__Work required__
Each line below that contains "module" counts once; report the total and nothing more.

## START Given entries

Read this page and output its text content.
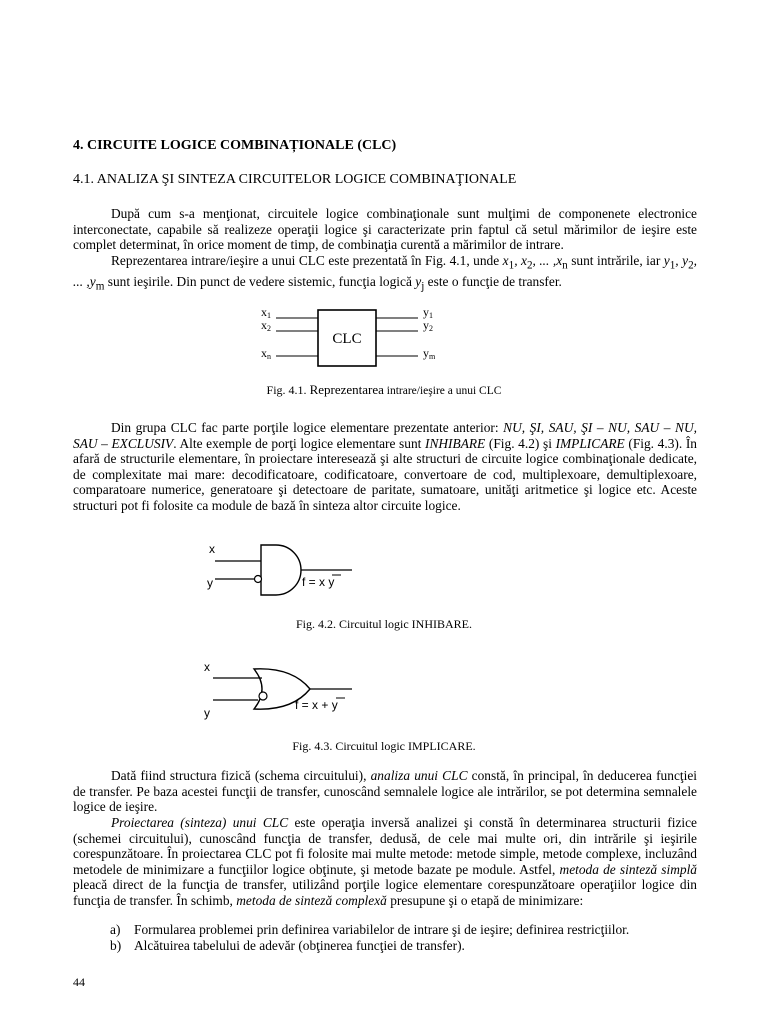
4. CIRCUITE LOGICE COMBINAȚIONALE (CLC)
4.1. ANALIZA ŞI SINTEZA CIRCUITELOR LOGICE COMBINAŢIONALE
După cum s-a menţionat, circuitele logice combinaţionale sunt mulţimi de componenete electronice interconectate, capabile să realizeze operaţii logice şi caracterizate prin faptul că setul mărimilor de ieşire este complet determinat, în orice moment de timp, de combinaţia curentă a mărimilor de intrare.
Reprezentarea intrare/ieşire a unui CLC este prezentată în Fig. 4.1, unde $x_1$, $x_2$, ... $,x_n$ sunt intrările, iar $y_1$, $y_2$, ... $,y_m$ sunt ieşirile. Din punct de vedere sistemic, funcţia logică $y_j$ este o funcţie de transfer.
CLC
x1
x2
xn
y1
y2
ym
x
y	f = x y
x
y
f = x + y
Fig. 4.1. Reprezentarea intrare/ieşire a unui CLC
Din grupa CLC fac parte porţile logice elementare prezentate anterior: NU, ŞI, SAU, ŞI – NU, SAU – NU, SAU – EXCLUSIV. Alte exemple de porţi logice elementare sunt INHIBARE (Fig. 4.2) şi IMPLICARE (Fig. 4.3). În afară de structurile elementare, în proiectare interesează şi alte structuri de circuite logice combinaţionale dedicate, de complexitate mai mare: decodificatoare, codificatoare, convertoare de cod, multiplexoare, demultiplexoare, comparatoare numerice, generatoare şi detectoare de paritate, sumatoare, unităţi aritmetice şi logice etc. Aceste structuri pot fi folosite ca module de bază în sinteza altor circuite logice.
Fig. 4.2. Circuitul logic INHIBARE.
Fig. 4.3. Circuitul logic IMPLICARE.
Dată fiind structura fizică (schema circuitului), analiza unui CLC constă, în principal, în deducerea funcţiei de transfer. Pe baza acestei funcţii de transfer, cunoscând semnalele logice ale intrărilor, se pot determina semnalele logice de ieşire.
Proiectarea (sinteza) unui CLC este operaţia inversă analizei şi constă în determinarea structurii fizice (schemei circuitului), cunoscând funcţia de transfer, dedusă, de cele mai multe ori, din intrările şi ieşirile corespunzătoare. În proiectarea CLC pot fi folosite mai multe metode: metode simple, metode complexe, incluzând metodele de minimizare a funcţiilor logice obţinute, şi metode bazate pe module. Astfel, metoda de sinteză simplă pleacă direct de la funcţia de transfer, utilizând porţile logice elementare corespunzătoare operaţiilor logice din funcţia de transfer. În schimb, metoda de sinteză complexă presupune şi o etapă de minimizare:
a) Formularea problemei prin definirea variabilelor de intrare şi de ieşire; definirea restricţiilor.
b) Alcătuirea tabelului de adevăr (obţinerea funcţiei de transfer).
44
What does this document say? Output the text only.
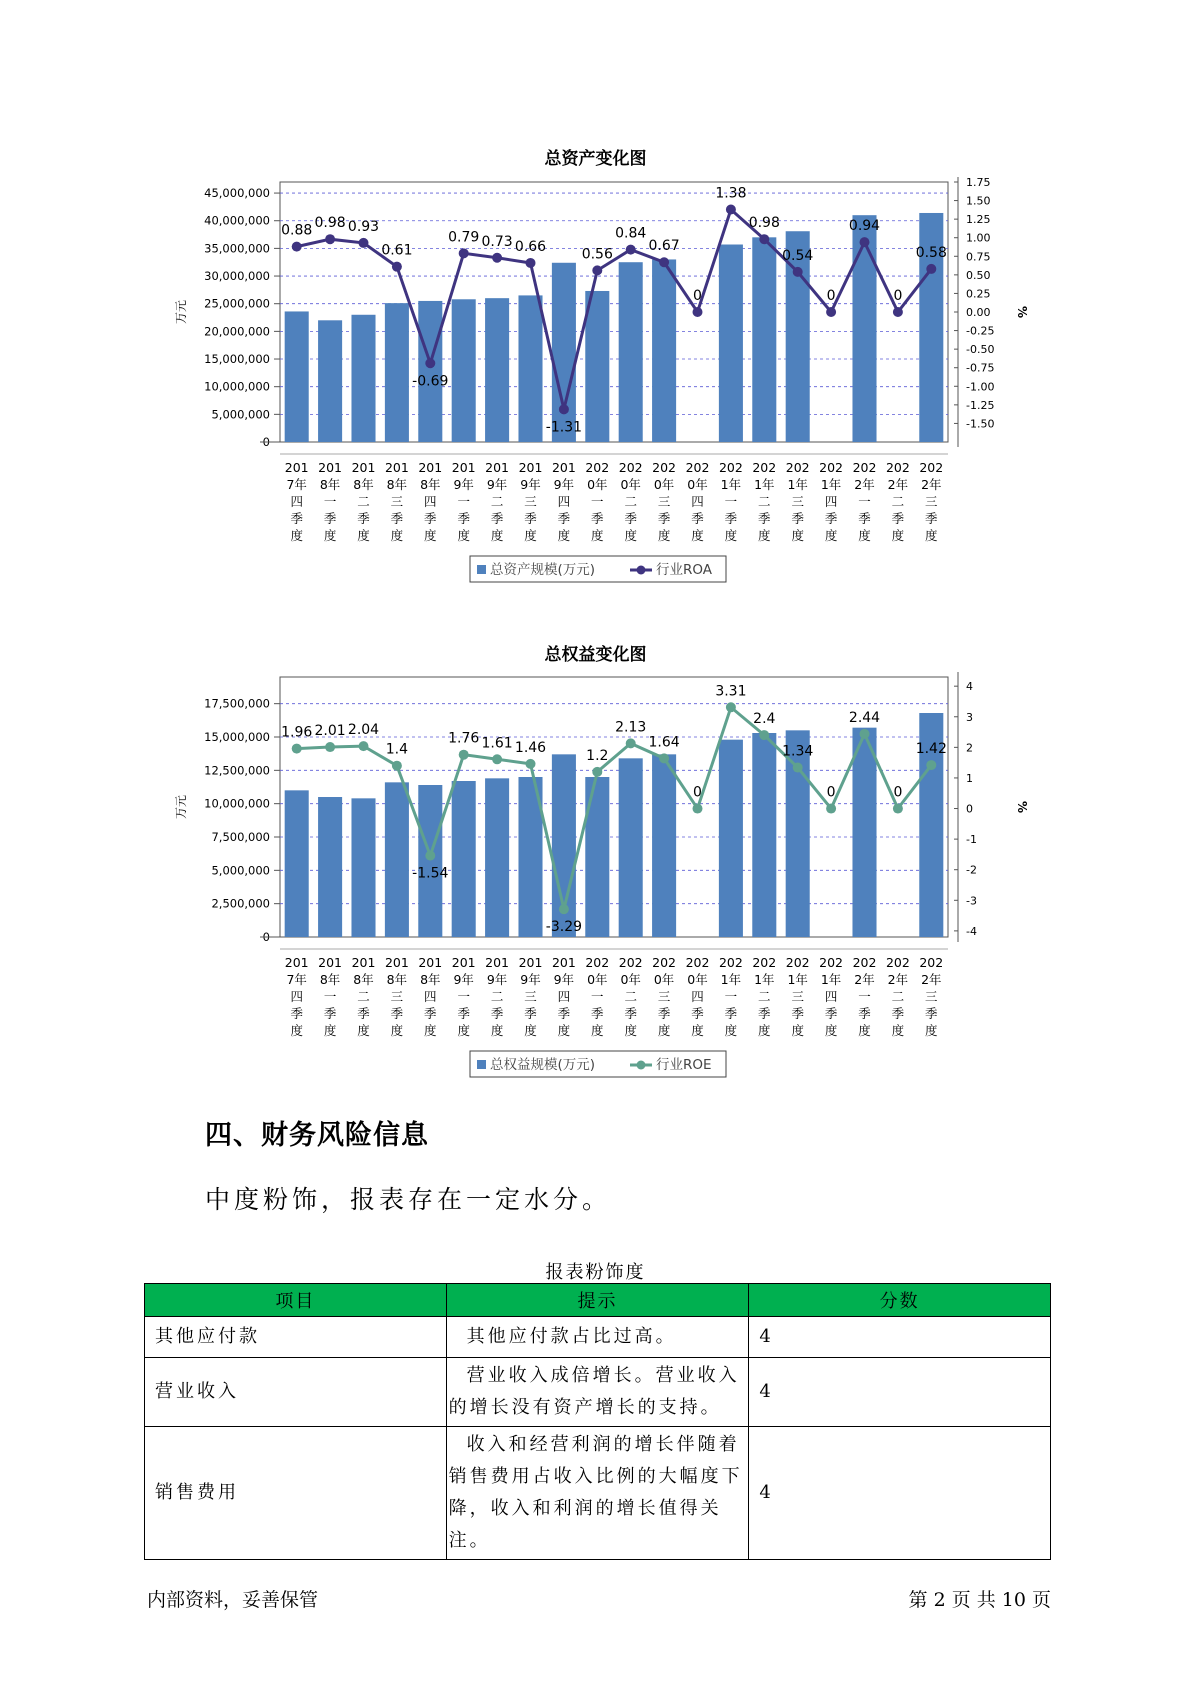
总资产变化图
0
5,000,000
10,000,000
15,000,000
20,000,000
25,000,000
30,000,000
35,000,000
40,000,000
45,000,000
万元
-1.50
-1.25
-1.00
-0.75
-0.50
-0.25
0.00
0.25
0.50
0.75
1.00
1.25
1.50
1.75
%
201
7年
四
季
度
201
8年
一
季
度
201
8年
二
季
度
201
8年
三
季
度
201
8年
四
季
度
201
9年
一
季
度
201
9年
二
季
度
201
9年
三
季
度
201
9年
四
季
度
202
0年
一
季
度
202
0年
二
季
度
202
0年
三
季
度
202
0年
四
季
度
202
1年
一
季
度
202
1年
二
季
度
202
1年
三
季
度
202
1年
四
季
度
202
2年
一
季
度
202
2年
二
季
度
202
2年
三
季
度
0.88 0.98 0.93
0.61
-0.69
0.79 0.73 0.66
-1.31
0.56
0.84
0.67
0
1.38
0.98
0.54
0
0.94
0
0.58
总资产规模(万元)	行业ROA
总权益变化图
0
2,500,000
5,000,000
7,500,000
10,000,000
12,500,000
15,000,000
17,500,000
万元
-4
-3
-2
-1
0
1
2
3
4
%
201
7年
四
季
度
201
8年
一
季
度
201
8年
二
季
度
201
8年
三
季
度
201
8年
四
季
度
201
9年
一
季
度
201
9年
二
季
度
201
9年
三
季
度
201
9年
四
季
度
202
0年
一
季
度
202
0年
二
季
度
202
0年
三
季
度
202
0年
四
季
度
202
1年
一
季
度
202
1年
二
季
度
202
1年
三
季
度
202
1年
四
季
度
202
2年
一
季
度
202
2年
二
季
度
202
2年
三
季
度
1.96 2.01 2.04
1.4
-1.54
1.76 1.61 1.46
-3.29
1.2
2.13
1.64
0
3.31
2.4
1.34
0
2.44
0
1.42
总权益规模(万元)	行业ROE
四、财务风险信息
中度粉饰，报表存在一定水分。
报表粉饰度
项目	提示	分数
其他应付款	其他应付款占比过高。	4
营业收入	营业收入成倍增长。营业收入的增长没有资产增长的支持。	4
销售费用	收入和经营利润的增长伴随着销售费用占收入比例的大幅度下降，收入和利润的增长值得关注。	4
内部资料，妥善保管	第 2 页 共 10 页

## END Given entries

__Exercise response__
2